## REQUIRED ACTIONS
A. List every kind of information that, according to the passage on DataSunrise auditing, is displayed in the new tab when an event's ID is clicked.
B. From the passage on DataSunrise auditing, reproduce word for word the part that opens with the words containing "In the Main" and closes with "trigger the rule.".

EXTRACT TO READ below:

In the Main section subsection, the target database information is specified. It includes database type (PostgreSQL), database instance (as the target database entry is named in the Configurations) and the Rule’s logical name.
By default, the “Audit” action is selected. It means that DataSunrise will audit user queries when the rule is triggered. To log database responses (the output), the Log Data checkbox is checked.
Since the current scenario requires all user queries to be audited, Filter Sessions are left as by default. Thus, any query to the database regardless of its source IP address will trigger the rule.
Filter Statements settings are as by default as well. Thus, DataSunrise will audit all queries directed to all database objects.
Viewing Database Audit Results
This stage includes demonstration of auditing results. The Audit Rule which was created at the previous stage is configured to be triggered by any incoming user query. Here’s what happens when DataSunrise receives a user query.
- Let’s send the following query via PGAdmin:
- The database outputs the table contents:
- Now let’s check the auditing results in the DataSunrise’s Web Console. Navigate to the Data Audit → Transactional Trails subsection.
- To view detailed information about some event, click event’s ID. In a new tab, the event’s details will be displayed: code of the query, basic information, session information, database objects involved in the query and the query results.

End of EXTRACT TO READ.
DATA SUPPLIED below:

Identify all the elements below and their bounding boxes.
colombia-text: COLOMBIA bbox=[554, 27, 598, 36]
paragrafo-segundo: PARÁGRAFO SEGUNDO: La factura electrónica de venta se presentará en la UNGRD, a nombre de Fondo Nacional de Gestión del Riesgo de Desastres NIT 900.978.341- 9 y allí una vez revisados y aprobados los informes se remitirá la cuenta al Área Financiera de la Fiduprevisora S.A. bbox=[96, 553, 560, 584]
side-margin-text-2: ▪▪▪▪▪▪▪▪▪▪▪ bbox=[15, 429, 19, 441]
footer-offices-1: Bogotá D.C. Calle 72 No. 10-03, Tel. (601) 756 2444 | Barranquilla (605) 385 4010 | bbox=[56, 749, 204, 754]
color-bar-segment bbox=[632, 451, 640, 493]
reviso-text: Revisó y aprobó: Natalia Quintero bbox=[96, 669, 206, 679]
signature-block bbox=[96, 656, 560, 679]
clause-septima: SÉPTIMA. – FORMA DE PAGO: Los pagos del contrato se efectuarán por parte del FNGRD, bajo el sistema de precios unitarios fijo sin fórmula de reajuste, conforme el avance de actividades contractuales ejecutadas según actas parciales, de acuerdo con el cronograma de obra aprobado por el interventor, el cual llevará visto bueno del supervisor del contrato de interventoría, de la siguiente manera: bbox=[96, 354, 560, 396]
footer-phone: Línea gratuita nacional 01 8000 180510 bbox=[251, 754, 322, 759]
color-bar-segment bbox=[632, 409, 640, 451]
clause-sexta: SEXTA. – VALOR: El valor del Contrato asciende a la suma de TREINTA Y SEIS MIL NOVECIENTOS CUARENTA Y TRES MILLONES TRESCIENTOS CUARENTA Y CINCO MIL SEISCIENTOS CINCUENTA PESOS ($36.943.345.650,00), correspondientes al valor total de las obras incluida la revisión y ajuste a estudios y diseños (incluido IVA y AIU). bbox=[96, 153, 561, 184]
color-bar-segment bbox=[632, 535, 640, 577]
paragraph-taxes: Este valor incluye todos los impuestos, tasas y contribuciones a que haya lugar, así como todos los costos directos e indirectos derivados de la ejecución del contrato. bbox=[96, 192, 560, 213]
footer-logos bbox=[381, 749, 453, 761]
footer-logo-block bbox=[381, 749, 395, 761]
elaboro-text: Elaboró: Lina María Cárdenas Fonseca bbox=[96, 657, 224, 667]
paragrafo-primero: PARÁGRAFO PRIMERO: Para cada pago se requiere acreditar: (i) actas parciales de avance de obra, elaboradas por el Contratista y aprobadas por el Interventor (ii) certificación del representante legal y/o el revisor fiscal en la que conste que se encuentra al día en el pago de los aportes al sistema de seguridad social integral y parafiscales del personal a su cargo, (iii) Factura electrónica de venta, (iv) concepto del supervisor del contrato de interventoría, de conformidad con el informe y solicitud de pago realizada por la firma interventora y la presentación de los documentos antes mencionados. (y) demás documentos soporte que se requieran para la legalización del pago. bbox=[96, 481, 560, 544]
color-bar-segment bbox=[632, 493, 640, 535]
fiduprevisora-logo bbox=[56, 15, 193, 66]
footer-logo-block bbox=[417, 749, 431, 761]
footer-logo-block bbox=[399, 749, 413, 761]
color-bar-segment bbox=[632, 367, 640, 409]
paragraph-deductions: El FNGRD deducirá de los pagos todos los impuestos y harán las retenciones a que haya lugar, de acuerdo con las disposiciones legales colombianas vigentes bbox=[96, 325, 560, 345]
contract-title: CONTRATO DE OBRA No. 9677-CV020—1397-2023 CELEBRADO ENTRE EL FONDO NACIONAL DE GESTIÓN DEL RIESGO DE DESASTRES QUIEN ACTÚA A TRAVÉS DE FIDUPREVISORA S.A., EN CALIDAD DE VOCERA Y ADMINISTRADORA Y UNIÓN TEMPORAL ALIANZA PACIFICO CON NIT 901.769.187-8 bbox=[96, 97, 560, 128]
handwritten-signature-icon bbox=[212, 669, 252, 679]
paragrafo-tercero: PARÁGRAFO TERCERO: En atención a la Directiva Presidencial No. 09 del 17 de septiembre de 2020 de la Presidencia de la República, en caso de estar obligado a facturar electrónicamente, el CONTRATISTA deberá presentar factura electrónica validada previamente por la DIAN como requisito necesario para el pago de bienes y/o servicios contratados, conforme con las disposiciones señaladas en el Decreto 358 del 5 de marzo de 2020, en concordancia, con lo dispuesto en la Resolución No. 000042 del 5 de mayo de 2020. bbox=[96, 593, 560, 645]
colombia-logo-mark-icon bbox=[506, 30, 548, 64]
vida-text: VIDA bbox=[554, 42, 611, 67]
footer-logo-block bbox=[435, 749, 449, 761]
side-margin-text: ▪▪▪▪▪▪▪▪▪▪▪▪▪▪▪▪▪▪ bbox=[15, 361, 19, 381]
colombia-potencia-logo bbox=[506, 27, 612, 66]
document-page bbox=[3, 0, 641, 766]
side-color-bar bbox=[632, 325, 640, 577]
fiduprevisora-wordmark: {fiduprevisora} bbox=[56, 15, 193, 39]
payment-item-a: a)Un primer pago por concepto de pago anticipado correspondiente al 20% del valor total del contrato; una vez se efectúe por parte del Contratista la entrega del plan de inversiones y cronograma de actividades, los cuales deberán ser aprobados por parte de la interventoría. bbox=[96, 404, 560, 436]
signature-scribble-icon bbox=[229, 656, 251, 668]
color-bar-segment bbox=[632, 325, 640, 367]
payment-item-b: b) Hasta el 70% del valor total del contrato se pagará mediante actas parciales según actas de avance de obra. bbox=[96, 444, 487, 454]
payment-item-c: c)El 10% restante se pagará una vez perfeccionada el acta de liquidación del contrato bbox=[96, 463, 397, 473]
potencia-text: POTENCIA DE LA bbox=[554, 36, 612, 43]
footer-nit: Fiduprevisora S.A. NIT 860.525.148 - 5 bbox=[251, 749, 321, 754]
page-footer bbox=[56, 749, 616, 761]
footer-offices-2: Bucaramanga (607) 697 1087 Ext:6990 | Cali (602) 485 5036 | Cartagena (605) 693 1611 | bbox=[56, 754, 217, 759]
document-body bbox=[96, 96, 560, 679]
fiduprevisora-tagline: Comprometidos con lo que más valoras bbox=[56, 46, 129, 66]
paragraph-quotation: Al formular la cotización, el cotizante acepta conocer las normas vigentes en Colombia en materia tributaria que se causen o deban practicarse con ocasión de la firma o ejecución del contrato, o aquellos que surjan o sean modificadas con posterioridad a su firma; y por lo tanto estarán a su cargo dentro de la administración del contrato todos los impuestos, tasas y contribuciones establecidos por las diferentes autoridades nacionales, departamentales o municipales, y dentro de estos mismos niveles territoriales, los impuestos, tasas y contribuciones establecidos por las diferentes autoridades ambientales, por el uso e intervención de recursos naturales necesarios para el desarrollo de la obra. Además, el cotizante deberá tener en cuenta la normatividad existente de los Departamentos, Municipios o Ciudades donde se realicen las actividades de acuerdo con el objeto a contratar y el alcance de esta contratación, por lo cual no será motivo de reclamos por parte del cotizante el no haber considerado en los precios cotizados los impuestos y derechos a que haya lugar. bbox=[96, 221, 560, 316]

End of DATA SUPPLIED.

## TASK RESULTS
A.
- Code of the query
- Basic information
- Session information
- Database objects involved in the query
- The query results

B.
In the Main section subsection, the target database information is specified. It includes database type (PostgreSQL), database instance (as the target database entry is named in the Configurations) and the Rule’s logical name.
By default, the “Audit” action is selected. It means that DataSunrise will audit user queries when the rule is triggered. To log database responses (the output), the Log Data checkbox is checked.
Since the current scenario requires all user queries to be audited, Filter Sessions are left as by default. Thus, any query to the database regardless of its source IP address will trigger the rule.